Dataset items:
-- Begin --
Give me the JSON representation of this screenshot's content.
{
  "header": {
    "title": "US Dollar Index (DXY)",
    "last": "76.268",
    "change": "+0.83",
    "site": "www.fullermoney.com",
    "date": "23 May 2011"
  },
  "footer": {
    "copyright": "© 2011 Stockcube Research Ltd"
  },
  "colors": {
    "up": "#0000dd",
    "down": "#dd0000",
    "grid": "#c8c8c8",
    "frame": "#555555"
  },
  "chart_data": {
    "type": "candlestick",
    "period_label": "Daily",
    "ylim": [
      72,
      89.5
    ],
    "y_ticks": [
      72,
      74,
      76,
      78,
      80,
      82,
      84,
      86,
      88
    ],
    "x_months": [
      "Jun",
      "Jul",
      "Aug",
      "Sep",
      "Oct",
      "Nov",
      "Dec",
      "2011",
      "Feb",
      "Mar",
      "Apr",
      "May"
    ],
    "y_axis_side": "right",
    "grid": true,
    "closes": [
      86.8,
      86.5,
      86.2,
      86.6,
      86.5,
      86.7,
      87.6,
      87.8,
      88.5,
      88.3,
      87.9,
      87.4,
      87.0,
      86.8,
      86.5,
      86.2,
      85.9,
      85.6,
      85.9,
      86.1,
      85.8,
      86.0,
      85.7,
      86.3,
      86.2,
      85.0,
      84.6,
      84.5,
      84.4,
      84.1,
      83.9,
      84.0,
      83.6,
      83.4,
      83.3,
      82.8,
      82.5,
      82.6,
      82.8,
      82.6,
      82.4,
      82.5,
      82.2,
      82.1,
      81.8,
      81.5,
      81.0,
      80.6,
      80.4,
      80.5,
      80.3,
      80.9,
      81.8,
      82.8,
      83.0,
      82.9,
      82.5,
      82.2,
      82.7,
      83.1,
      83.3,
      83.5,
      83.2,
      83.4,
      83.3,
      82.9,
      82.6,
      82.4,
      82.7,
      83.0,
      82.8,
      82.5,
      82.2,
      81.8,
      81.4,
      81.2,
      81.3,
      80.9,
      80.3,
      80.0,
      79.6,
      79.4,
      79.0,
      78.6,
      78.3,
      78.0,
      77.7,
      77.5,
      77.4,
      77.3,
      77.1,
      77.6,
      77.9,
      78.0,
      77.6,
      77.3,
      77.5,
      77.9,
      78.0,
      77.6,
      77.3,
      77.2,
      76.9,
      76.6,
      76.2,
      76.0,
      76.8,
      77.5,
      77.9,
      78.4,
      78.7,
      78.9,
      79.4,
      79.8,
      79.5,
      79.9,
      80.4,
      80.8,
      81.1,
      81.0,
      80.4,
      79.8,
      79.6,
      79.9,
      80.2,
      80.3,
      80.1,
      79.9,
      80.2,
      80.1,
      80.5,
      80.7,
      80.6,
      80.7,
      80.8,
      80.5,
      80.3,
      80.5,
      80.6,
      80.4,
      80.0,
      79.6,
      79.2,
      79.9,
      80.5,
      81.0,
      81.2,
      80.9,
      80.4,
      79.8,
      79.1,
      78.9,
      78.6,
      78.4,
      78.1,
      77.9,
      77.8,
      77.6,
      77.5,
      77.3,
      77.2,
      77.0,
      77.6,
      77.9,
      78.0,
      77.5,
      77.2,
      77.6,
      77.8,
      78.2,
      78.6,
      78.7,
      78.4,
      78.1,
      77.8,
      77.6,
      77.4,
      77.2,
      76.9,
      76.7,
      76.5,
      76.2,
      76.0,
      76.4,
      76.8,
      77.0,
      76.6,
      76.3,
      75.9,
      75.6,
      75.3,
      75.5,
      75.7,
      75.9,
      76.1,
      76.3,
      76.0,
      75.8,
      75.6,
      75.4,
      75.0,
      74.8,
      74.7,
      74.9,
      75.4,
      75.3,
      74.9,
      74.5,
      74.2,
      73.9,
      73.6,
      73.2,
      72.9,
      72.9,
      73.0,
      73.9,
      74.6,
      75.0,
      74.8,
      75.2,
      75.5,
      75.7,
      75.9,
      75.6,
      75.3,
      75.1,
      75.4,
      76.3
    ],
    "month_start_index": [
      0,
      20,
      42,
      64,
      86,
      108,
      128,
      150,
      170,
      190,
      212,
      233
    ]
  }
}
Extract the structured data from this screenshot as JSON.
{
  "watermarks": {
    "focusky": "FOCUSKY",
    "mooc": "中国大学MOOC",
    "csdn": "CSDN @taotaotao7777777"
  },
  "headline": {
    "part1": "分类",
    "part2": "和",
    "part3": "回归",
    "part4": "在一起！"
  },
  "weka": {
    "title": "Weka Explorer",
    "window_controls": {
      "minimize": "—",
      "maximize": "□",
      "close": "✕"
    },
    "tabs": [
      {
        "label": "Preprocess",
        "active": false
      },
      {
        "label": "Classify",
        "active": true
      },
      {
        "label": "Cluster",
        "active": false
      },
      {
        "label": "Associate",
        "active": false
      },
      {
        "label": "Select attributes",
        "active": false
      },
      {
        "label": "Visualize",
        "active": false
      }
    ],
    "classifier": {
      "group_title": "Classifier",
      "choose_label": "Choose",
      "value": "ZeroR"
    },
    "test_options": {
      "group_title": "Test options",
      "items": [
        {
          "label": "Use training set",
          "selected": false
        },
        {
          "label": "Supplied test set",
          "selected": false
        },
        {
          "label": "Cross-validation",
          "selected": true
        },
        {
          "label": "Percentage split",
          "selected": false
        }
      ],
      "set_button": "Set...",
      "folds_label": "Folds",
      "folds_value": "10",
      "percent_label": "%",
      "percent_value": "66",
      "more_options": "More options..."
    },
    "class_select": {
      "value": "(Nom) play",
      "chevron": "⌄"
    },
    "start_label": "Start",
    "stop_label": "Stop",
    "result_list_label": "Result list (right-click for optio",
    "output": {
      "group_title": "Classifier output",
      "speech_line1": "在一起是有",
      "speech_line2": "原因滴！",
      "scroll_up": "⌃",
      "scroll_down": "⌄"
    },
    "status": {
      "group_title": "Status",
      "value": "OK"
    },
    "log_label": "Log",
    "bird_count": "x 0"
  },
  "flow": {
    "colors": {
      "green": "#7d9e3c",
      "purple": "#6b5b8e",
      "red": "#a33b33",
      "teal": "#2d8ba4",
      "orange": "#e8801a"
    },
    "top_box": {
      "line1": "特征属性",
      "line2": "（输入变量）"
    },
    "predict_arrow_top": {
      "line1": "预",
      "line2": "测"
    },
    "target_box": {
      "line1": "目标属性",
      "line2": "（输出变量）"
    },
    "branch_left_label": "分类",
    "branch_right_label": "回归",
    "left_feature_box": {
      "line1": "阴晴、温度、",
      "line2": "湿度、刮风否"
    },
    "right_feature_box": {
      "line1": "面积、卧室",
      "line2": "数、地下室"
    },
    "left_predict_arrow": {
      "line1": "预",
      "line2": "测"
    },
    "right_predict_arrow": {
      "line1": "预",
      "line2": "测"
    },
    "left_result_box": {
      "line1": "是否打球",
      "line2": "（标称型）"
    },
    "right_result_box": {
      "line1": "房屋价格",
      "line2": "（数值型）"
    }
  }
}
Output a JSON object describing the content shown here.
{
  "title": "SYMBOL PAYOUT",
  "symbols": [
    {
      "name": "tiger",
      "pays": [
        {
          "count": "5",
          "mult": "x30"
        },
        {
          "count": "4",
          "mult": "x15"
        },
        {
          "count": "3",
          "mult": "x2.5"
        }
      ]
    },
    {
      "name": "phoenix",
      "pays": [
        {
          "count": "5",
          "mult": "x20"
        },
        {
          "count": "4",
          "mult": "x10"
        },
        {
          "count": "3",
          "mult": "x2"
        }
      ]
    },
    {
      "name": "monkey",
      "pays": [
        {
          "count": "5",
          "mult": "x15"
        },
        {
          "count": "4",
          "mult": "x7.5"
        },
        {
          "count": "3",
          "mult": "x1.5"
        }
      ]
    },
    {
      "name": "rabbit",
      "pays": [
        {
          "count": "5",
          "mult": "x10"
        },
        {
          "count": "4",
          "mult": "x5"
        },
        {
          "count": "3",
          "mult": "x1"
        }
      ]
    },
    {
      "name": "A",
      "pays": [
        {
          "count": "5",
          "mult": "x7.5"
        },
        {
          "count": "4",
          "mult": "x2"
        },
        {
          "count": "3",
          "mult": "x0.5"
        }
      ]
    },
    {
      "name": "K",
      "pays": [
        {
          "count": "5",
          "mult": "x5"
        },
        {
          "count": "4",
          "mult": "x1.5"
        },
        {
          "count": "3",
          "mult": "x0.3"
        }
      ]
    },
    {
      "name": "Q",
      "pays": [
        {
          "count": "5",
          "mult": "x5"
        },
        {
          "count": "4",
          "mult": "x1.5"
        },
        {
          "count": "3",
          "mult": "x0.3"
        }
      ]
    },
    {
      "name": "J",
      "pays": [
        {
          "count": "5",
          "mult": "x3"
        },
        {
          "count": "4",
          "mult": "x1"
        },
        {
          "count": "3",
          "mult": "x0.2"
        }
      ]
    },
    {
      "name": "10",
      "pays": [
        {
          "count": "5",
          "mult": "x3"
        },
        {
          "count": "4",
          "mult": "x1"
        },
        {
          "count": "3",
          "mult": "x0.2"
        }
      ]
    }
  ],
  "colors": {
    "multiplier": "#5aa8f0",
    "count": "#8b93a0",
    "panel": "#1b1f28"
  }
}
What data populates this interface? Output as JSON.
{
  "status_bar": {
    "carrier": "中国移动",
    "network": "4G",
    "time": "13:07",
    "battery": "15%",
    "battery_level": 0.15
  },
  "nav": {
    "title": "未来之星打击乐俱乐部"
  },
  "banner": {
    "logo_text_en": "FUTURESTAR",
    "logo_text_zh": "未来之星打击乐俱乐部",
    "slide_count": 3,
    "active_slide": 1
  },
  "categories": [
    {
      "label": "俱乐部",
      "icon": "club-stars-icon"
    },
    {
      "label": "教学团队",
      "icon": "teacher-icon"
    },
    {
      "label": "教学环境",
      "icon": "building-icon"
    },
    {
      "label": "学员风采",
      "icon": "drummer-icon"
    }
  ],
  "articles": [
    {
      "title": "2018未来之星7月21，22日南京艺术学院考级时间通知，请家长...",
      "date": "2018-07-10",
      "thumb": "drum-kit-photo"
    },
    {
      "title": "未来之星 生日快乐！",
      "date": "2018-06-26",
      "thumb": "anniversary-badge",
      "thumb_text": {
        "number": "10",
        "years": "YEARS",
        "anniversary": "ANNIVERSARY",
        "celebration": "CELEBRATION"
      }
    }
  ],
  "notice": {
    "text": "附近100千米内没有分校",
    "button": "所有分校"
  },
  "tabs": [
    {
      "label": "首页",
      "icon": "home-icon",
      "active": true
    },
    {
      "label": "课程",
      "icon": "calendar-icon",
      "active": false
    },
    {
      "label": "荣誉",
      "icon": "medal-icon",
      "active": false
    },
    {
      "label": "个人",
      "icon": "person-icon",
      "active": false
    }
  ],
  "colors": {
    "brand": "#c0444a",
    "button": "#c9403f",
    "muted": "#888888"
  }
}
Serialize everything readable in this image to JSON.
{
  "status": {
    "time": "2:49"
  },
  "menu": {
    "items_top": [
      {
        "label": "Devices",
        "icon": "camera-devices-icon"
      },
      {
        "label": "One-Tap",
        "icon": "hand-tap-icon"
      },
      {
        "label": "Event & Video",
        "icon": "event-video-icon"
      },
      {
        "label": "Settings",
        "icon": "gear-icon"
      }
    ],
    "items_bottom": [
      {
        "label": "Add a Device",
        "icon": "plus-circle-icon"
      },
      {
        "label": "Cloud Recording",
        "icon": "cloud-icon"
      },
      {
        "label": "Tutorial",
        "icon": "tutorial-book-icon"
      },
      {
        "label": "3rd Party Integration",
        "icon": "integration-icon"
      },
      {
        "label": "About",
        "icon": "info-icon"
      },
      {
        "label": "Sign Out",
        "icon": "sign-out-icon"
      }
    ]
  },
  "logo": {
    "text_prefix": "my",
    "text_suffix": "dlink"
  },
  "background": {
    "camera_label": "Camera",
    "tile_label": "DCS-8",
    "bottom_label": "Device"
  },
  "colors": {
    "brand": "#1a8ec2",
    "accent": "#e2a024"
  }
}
-- End --
What you have to do
From the entries above, collect every line with the string "content" in it.

Reply to the task
Give me the JSON representation of this screenshot's content.
Output a JSON object describing the content shown here.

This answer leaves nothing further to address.